SHORT EXERCISE:
Go through the entries and transcribe each one exactly, dropping the pictures.

Data entries:

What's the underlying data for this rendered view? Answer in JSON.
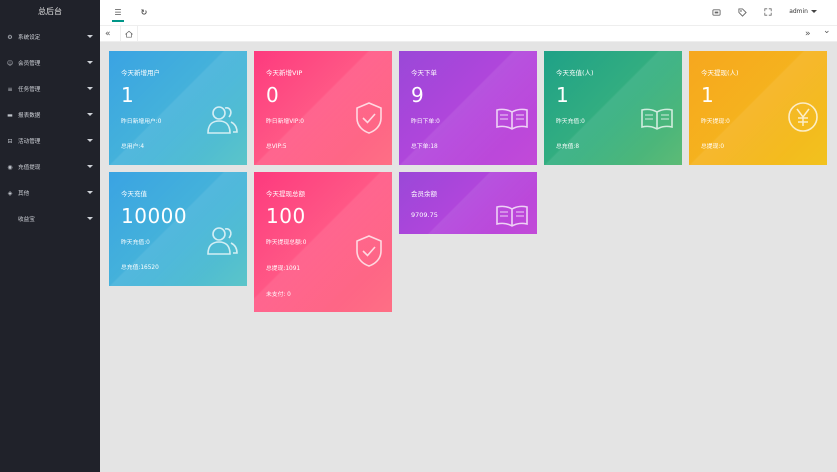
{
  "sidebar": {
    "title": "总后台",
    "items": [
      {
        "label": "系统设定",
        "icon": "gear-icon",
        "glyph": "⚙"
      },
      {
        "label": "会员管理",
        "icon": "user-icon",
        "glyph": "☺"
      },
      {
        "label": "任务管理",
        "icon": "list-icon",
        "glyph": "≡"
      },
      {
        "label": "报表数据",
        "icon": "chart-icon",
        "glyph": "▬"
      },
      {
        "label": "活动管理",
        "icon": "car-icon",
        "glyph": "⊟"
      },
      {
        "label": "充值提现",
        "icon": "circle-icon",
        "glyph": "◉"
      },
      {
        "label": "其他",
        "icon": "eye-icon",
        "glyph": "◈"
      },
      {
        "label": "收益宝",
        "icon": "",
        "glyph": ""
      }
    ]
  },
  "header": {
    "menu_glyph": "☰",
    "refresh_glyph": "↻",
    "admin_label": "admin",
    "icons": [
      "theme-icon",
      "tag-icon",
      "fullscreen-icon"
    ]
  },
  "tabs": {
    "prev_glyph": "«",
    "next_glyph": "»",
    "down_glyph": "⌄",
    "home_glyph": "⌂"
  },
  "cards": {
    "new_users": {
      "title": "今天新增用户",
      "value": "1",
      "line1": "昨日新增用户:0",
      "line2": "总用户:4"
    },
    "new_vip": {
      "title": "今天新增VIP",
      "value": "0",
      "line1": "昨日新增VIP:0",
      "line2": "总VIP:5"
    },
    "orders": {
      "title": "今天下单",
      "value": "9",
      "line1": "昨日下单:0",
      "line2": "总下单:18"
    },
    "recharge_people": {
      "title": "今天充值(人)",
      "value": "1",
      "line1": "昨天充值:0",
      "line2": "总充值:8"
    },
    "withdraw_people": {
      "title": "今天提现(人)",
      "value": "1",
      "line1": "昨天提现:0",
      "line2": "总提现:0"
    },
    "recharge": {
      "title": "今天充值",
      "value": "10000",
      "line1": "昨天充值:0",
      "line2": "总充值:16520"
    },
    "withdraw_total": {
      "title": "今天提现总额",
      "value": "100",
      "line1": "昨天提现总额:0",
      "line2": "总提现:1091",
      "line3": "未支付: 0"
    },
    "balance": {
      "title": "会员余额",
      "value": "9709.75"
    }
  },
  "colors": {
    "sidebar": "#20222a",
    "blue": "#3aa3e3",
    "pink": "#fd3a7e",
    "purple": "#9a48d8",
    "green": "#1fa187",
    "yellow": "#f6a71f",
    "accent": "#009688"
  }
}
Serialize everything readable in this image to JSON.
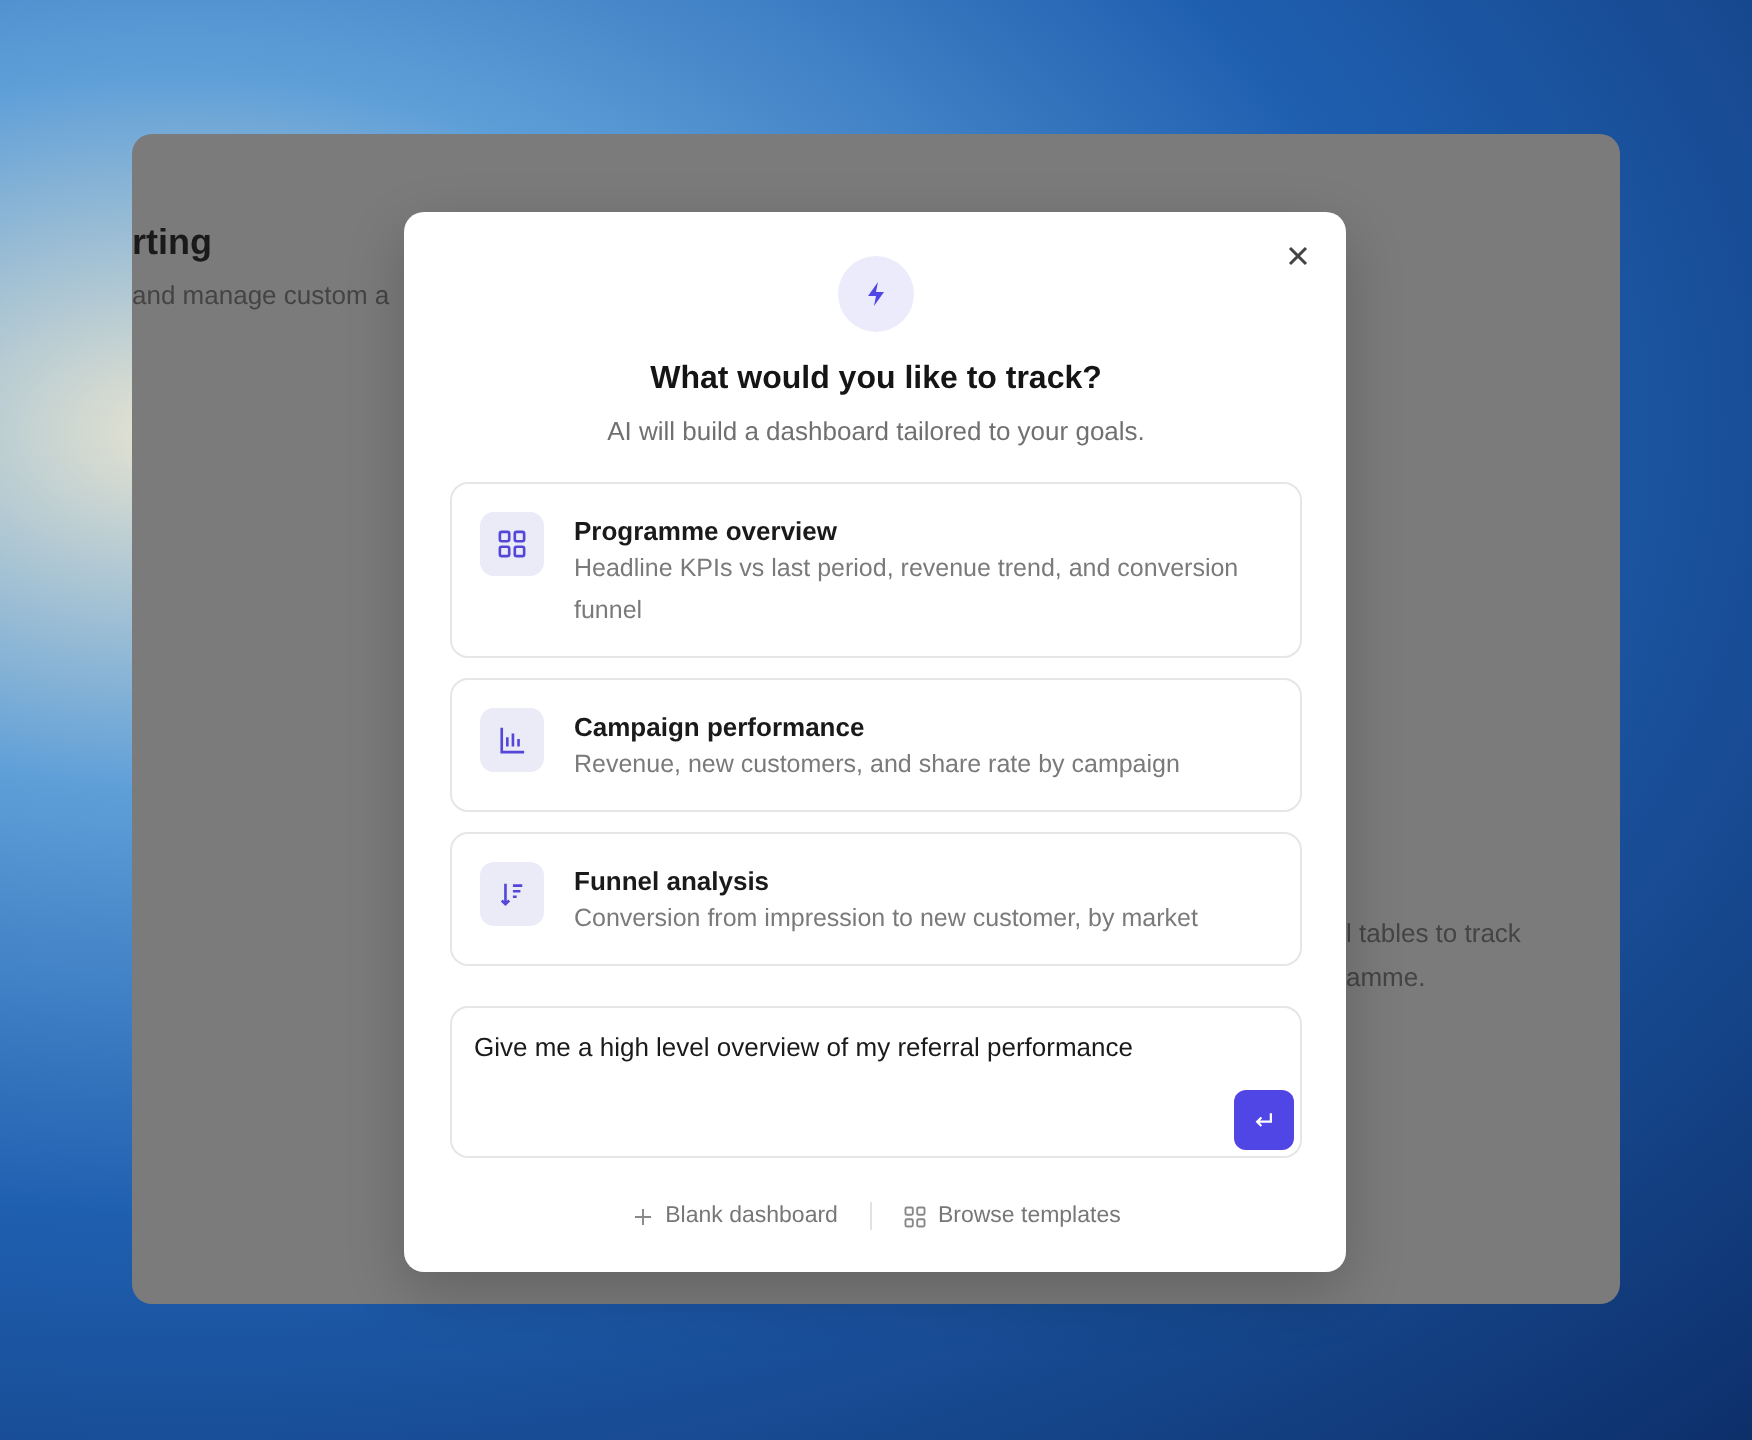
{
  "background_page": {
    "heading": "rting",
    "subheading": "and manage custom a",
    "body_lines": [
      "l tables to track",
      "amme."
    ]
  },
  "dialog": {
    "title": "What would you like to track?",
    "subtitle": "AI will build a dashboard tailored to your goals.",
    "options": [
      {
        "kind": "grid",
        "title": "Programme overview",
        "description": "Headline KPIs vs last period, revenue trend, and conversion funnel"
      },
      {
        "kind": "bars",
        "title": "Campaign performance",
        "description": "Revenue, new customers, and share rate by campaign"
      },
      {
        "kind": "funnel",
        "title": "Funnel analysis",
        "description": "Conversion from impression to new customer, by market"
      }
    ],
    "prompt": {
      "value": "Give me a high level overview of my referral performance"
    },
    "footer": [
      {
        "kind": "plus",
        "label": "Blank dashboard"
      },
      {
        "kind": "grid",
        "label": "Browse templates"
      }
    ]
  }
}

WRITTEN SOLUTION:
What's the underlying data for this rendered view? Answer in JSON.
{
  "sidebar": {
    "title": "总后台",
    "items": [
      {
        "label": "系统设定",
        "icon": "gear-icon",
        "glyph": "⚙"
      },
      {
        "label": "会员管理",
        "icon": "user-icon",
        "glyph": "☺"
      },
      {
        "label": "任务管理",
        "icon": "list-icon",
        "glyph": "≡"
      },
      {
        "label": "报表数据",
        "icon": "chart-icon",
        "glyph": "▬"
      },
      {
        "label": "活动管理",
        "icon": "car-icon",
        "glyph": "⊟"
      },
      {
        "label": "充值提现",
        "icon": "circle-icon",
        "glyph": "◉"
      },
      {
        "label": "其他",
        "icon": "eye-icon",
        "glyph": "◈"
      },
      {
        "label": "收益宝",
        "icon": "",
        "glyph": ""
      }
    ]
  },
  "header": {
    "menu_glyph": "☰",
    "refresh_glyph": "↻",
    "admin_label": "admin",
    "icons": [
      "theme-icon",
      "tag-icon",
      "fullscreen-icon"
    ]
  },
  "tabs": {
    "prev_glyph": "«",
    "next_glyph": "»",
    "down_glyph": "⌄",
    "home_glyph": "⌂"
  },
  "cards": {
    "new_users": {
      "title": "今天新增用户",
      "value": "1",
      "line1": "昨日新增用户:0",
      "line2": "总用户:4"
    },
    "new_vip": {
      "title": "今天新增VIP",
      "value": "0",
      "line1": "昨日新增VIP:0",
      "line2": "总VIP:5"
    },
    "orders": {
      "title": "今天下单",
      "value": "9",
      "line1": "昨日下单:0",
      "line2": "总下单:18"
    },
    "recharge_people": {
      "title": "今天充值(人)",
      "value": "1",
      "line1": "昨天充值:0",
      "line2": "总充值:8"
    },
    "withdraw_people": {
      "title": "今天提现(人)",
      "value": "1",
      "line1": "昨天提现:0",
      "line2": "总提现:0"
    },
    "recharge": {
      "title": "今天充值",
      "value": "10000",
      "line1": "昨天充值:0",
      "line2": "总充值:16520"
    },
    "withdraw_total": {
      "title": "今天提现总额",
      "value": "100",
      "line1": "昨天提现总额:0",
      "line2": "总提现:1091",
      "line3": "未支付: 0"
    },
    "balance": {
      "title": "会员余额",
      "value": "9709.75"
    }
  },
  "colors": {
    "sidebar": "#20222a",
    "blue": "#3aa3e3",
    "pink": "#fd3a7e",
    "purple": "#9a48d8",
    "green": "#1fa187",
    "yellow": "#f6a71f",
    "accent": "#009688"
  }
}
Serialize everything readable in this image to JSON.
{
  "background_page": {
    "heading": "rting",
    "subheading": "and manage custom a",
    "body_lines": [
      "l tables to track",
      "amme."
    ]
  },
  "dialog": {
    "title": "What would you like to track?",
    "subtitle": "AI will build a dashboard tailored to your goals.",
    "options": [
      {
        "kind": "grid",
        "title": "Programme overview",
        "description": "Headline KPIs vs last period, revenue trend, and conversion funnel"
      },
      {
        "kind": "bars",
        "title": "Campaign performance",
        "description": "Revenue, new customers, and share rate by campaign"
      },
      {
        "kind": "funnel",
        "title": "Funnel analysis",
        "description": "Conversion from impression to new customer, by market"
      }
    ],
    "prompt": {
      "value": "Give me a high level overview of my referral performance"
    },
    "footer": [
      {
        "kind": "plus",
        "label": "Blank dashboard"
      },
      {
        "kind": "grid",
        "label": "Browse templates"
      }
    ]
  }
}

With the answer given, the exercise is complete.